▶ Tareas por resolver
1. Presenta como tabla Markdown las líneas de las entradas entre la que contiene "keytip-tooltip: Q <box>759 45 777 62</box>" y la que contiene "table-cell: 40.03 <box>153 377 225 400</box>", ambas incluidas, con las columnas «Número» y «Línea de la entrada». Deja fuera las líneas en blanco.
2. Prolonga el texto sobre la Pax Hispanica y el comienzo de la guerra de los Treinta Años a partir del punto en que se detiene.

▶ Fragmento del texto
Así llegó, a principios del siglo XVII la

Pax Hispanica, éxito aparente de Felipe III, que debía estabilizar al oeste europeo. Mas nada de ello ocurriría. Holanda aprovechó la tregua para rehacer su maltrecha economía, y en las discordias entre los partidarios de la paz y de la guerra triunfaron los últimos. En Francia, tras una etapa pacífica, el cardenal Richelieu, personaje inteligente, corrupto y maquiavélico, se convirtió en 1624 en valido de Luis XIII. Aspiraba a hundir el poder hispano-imperial, para lo que, siendo católico, se alió con los protestantes, como Francisco I había hecho con los turcos.

Entre tanto, en 1618 los calvinistas checos defenestraron en Praga a tres políticos católicos y reclutaron un ejército contra el emperador. Dos años después fueron derrotados por los hispanoimperiales en la batalla de la Montaña Blanca. Pareció el final del conflicto, pero en realidad acababa de comenzar una de las guerras más destructivas de la historia, la llamada «de los Treinta Años».

Entradas:
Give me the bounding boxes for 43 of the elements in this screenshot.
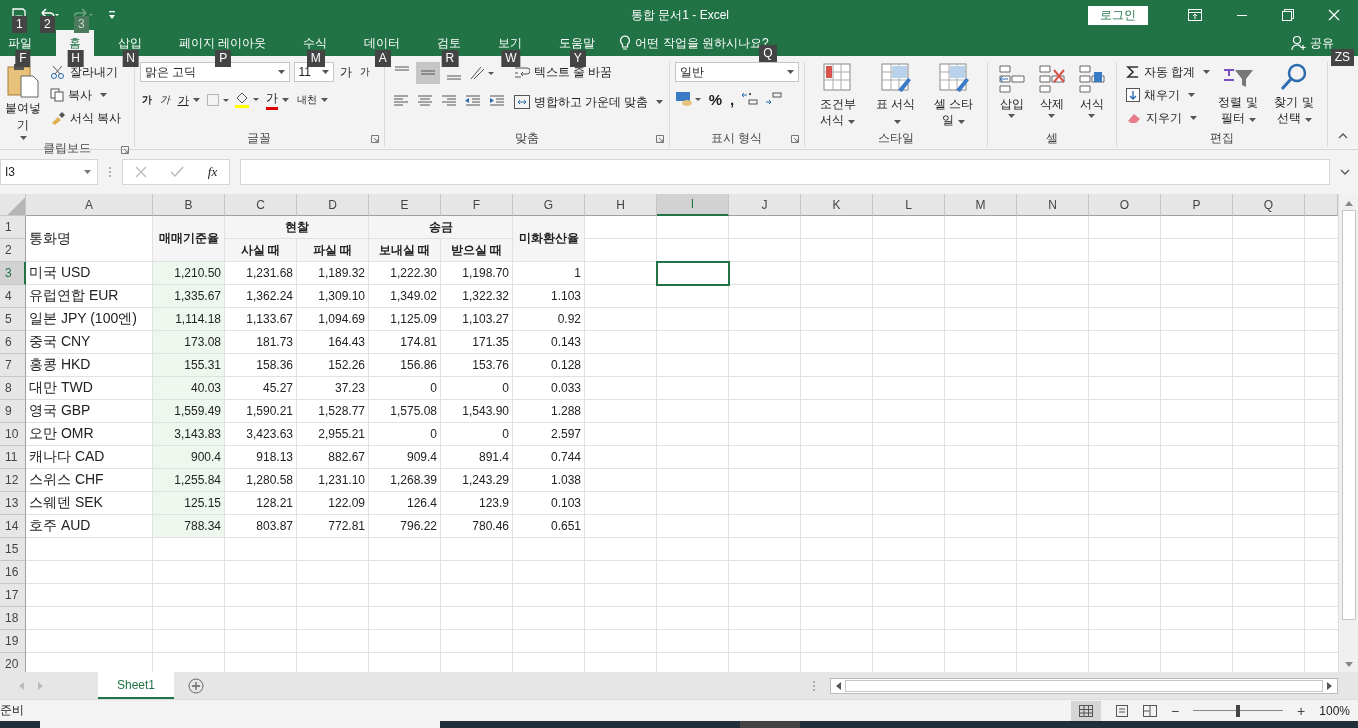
keytip-tooltip: Q <box>759 45 777 62</box>
keytip-tooltip: M <box>306 50 325 67</box>
table-cell: 보내실 때 <box>369 239 441 262</box>
table-cell: 1,559.49 <box>153 400 225 423</box>
group-label: 표시 형식 <box>711 129 763 147</box>
keytip-tooltip: 1 <box>12 16 27 33</box>
group-label: 스타일 <box>877 129 914 147</box>
table-cell: 1,335.67 <box>153 285 225 308</box>
keytip-tooltip: P <box>215 50 232 67</box>
keytip-tooltip: W <box>501 50 521 67</box>
keytip-tooltip: ZS <box>1330 49 1354 66</box>
table-cell: 1,114.18 <box>153 308 225 331</box>
table-cell: 사실 때 <box>225 239 297 262</box>
group-label: 편집 <box>1209 129 1234 147</box>
keytip-tooltip: R <box>441 50 459 67</box>
keytip-tooltip: 3 <box>74 16 89 33</box>
keytip-tooltip: N <box>122 50 139 67</box>
group-label: 맞춤 <box>514 129 539 147</box>
table-cell: 현찰 <box>225 216 369 239</box>
table-cell: 매매기준율 <box>153 216 225 262</box>
table-cell: 40.03 <box>153 377 225 400</box>
table-cell: 125.15 <box>153 492 225 515</box>
table-cell: 송금 <box>369 216 513 239</box>
table-cell: 받으실 때 <box>441 239 513 262</box>
table-cell: 1,210.50 <box>153 262 225 285</box>
table-cell: 155.31 <box>153 354 225 377</box>
table-cell: 1,255.84 <box>153 469 225 492</box>
keytip-tooltip: 2 <box>40 16 55 33</box>
table-cell: 788.34 <box>153 515 225 538</box>
keytip-tooltip: F <box>15 50 31 67</box>
table-cell: 3,143.83 <box>153 423 225 446</box>
group-label: 셀 <box>1045 129 1058 147</box>
keytip-tooltip: A <box>374 50 391 67</box>
table-cell: 173.08 <box>153 331 225 354</box>
group-label: 클립보드 <box>42 140 91 157</box>
table-cell: 미화환산율 <box>513 216 585 262</box>
group-label: 글꼴 <box>247 129 272 147</box>
window-title: 통합 문서1 - Excel <box>630 6 730 24</box>
table-cell: 파실 때 <box>297 239 369 262</box>
keytip-tooltip: Y <box>569 50 586 67</box>
status-text: 준비 <box>0 702 24 719</box>
table-cell: 900.4 <box>153 446 225 469</box>
keytip-tooltip: H <box>67 50 84 67</box>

▶ Resultados por tarea
1.
| Número | Línea de la entrada |
|---|---|
| 1 | keytip-tooltip: Q <box>759 45 777 62</box> |
| 2 | keytip-tooltip: M <box>306 50 325 67</box> |
| 3 | table-cell: 보내실 때 <box>369 239 441 262</box> |
| 4 | table-cell: 1,559.49 <box>153 400 225 423</box> |
| 5 | group-label: 표시 형식 <box>711 129 763 147</box> |
| 6 | keytip-tooltip: 1 <box>12 16 27 33</box> |
| 7 | group-label: 스타일 <box>877 129 914 147</box> |
| 8 | table-cell: 1,335.67 <box>153 285 225 308</box> |
| 9 | keytip-tooltip: P <box>215 50 232 67</box> |
| 10 | keytip-tooltip: W <box>501 50 521 67</box> |
| 11 | keytip-tooltip: ZS <box>1330 49 1354 66</box> |
| 12 | table-cell: 1,114.18 <box>153 308 225 331</box> |
| 13 | table-cell: 사실 때 <box>225 239 297 262</box> |
| 14 | group-label: 편집 <box>1209 129 1234 147</box> |
| 15 | keytip-tooltip: R <box>441 50 459 67</box> |
| 16 | keytip-tooltip: 3 <box>74 16 89 33</box> |
| 17 | keytip-tooltip: N <box>122 50 139 67</box> |
| 18 | group-label: 맞춤 <box>514 129 539 147</box> |
| 19 | table-cell: 현찰 <box>225 216 369 239</box> |
| 20 | table-cell: 매매기준율 <box>153 216 225 262</box> |
| 21 | table-cell: 40.03 <box>153 377 225 400</box> |

2.
Francia aún no estaba preparada para contender con España, por lo que procedió a pagar y utilizar a otras potencias, como Dinamarca u Holanda, más tarde Suecia. En 1625 reemprendía la guerra Dinamarca, generosamente subvencionada por Richelieu, pero cuatro años después vencían los católicos. Richelieu afianzó el absolutismo de Luis XIII metiendo en cintura a los nobles y acabando con el poder hugonote, que había construido un estado dentro del Estado. A su turno, Holanda combinaba la piratería con el ataque a Portugal en Brasil, mientras la lucha en Flandes, donde trataban de coger al ejército español en tenaza con los franceses, proseguía con ventaja alternativa. Y el Parlamento inglés, muy deseoso de guerra, se combinó con los holandeses para saquear Cádiz, en 1625: sufrieron un costoso fracaso que enfrió el ardor bélico del Parlamento, por lo que Inglaterra aceptó la paz en 1630.

En la década de los treinta Suecia entró en liza, con dinero francés. El país había adoptado pronto el luteranismo, prevalecía en el Báltico y aspiraba a dominar las costas alemana y polaca. Pero tras ganar importantes batallas con apoyo de los protestantes germanos, los suecos fueron vencidos en Nördlingen, en 1634, gracias sobre todo a los tercios españoles, por lo que debieron abandonar de momento sus pretensiones, y los príncipes protestantes aceptaron la paz al año siguiente. De nuevo pudo haber terminado la contienda, que estaba arrasando Alemania.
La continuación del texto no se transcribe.